Information supplied ->
━━━━

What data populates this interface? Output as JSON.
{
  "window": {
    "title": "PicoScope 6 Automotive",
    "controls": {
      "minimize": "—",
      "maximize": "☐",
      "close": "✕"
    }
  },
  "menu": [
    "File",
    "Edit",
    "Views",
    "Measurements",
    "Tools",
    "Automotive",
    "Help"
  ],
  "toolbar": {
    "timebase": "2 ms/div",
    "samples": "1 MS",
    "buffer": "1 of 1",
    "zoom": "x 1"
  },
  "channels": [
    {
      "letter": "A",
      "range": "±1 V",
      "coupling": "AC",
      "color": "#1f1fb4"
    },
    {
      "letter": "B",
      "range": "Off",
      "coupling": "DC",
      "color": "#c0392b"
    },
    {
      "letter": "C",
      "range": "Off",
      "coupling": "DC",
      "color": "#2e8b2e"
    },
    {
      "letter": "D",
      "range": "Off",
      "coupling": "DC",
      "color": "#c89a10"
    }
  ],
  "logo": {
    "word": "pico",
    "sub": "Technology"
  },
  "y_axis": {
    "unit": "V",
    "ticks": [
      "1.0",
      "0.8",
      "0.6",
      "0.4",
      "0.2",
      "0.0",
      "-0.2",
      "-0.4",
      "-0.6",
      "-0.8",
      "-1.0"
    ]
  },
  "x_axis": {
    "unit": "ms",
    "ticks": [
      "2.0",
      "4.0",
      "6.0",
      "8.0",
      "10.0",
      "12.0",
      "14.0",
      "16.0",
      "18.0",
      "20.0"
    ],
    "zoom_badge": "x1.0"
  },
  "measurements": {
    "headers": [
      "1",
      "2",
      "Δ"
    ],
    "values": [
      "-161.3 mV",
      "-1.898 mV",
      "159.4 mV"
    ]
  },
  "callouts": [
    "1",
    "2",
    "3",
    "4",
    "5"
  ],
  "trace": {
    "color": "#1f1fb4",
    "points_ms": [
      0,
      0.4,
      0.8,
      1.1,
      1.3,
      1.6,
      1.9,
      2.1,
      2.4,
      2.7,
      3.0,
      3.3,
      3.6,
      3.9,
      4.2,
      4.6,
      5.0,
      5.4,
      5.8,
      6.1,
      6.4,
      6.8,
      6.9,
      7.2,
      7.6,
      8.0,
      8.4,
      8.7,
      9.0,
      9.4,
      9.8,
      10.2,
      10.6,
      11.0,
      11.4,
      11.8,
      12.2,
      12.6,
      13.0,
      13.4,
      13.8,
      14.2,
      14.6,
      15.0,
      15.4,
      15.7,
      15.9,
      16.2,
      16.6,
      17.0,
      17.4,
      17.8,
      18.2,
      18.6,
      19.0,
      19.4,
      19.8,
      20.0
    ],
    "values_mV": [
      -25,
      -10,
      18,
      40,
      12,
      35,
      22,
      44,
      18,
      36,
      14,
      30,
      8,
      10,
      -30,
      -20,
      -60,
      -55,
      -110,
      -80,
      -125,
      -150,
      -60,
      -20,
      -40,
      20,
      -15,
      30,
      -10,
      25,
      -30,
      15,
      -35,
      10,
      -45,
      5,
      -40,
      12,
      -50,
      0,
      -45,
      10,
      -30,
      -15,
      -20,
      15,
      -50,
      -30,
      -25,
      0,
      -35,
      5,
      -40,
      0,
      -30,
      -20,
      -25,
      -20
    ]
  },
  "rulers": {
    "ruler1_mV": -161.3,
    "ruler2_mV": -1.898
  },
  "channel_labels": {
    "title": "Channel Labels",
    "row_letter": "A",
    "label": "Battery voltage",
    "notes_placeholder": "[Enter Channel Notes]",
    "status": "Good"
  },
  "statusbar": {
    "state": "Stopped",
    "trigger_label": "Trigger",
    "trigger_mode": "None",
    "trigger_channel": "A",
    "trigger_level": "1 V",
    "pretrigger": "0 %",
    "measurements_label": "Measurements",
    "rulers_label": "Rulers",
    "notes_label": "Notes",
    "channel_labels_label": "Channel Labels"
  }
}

━━━━

Set problem -> Wherever the word "Automotive" occurs in a line of the listing, copy that line.

Solution to the problem ->
    "title": "PicoScope 6 Automotive",
    "Automotive",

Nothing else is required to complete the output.